Leave out the pictures and copy everything else below exactly.

Data tied to figure images
....

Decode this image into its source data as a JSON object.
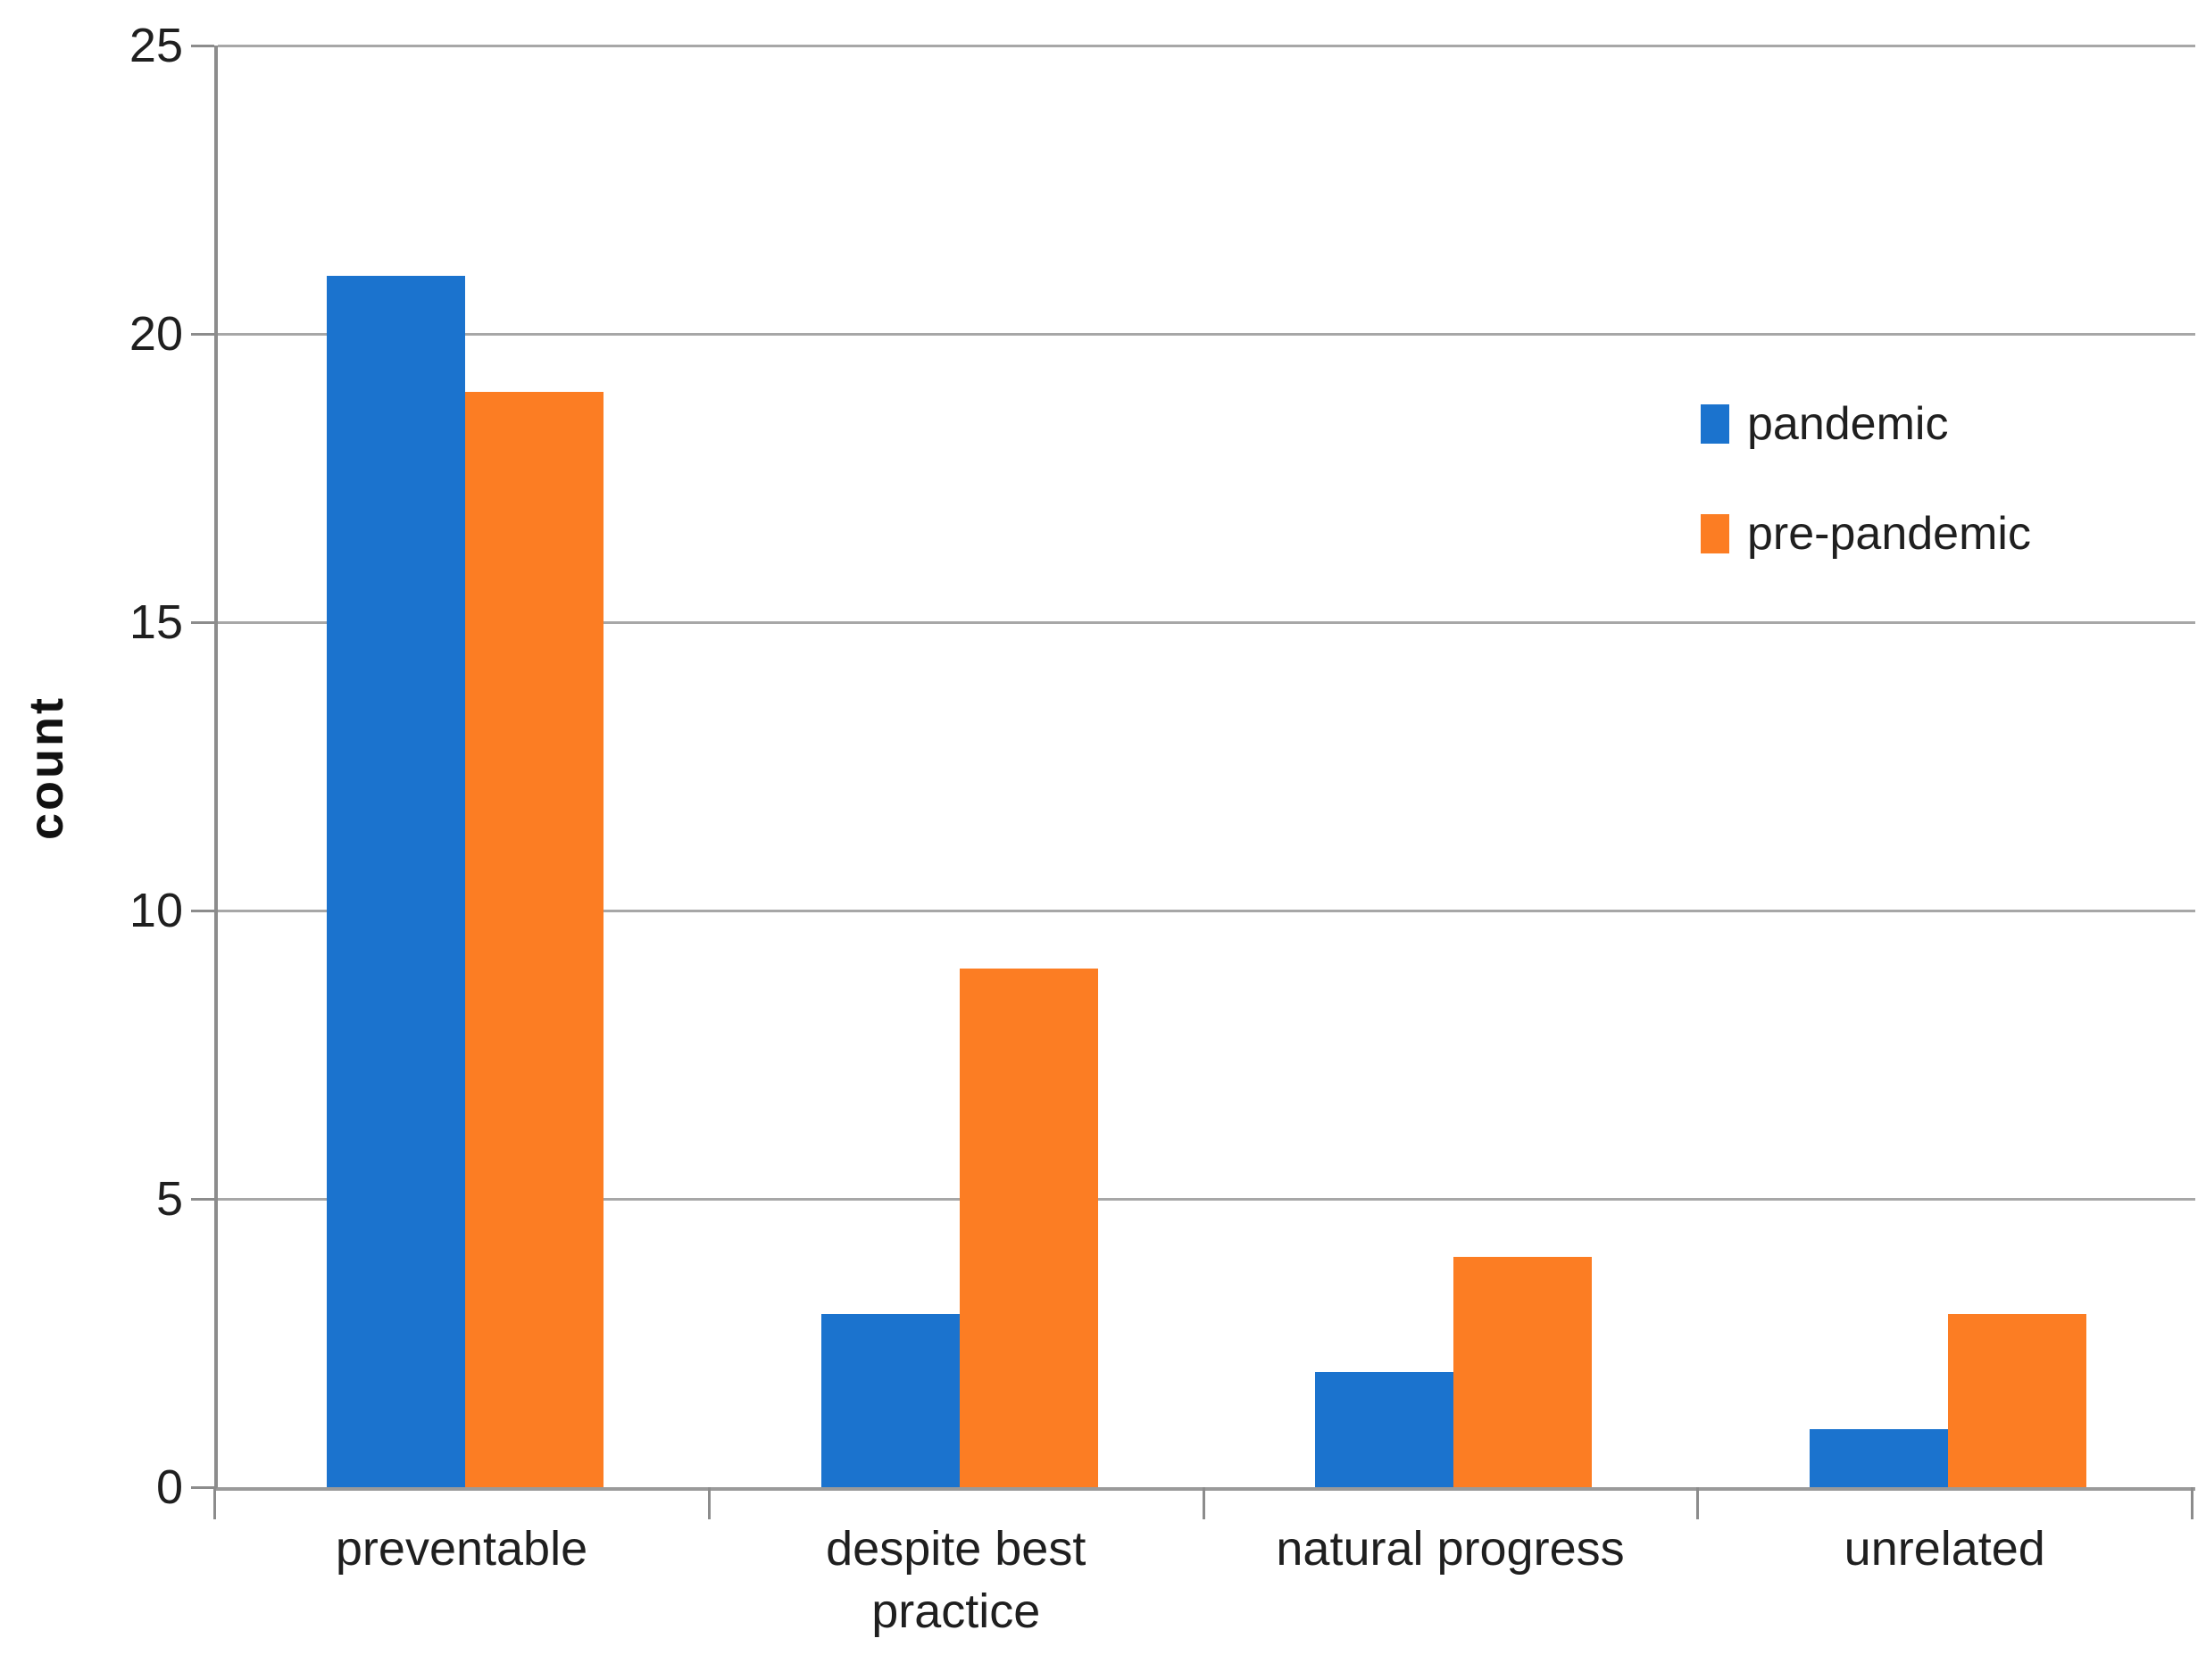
{
  "chart_data": {
    "type": "bar",
    "title": "",
    "xlabel": "",
    "ylabel": "count",
    "categories": [
      "preventable",
      "despite best\npractice",
      "natural progress",
      "unrelated"
    ],
    "series": [
      {
        "name": "pandemic",
        "color": "#1b73ce",
        "values": [
          21,
          3,
          2,
          1
        ]
      },
      {
        "name": "pre-pandemic",
        "color": "#fc7d23",
        "values": [
          19,
          9,
          4,
          3
        ]
      }
    ],
    "ylim": [
      0,
      25
    ],
    "yticks": [
      0,
      5,
      10,
      15,
      20,
      25
    ],
    "grid": true,
    "legend_position": "right"
  },
  "colors": {
    "gridline": "#a7a7a7",
    "axis": "#8c8c8c",
    "text": "#1f1f1f",
    "background": "#ffffff"
  }
}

....

* **EXERCISE RESPONSE**
Decode this image into its source data as a JSON object.
{
  "chart_data": {
    "type": "bar",
    "title": "",
    "xlabel": "",
    "ylabel": "count",
    "categories": [
      "preventable",
      "despite best\npractice",
      "natural progress",
      "unrelated"
    ],
    "series": [
      {
        "name": "pandemic",
        "color": "#1b73ce",
        "values": [
          21,
          3,
          2,
          1
        ]
      },
      {
        "name": "pre-pandemic",
        "color": "#fc7d23",
        "values": [
          19,
          9,
          4,
          3
        ]
      }
    ],
    "ylim": [
      0,
      25
    ],
    "yticks": [
      0,
      5,
      10,
      15,
      20,
      25
    ],
    "grid": true,
    "legend_position": "right"
  },
  "colors": {
    "gridline": "#a7a7a7",
    "axis": "#8c8c8c",
    "text": "#1f1f1f",
    "background": "#ffffff"
  }
}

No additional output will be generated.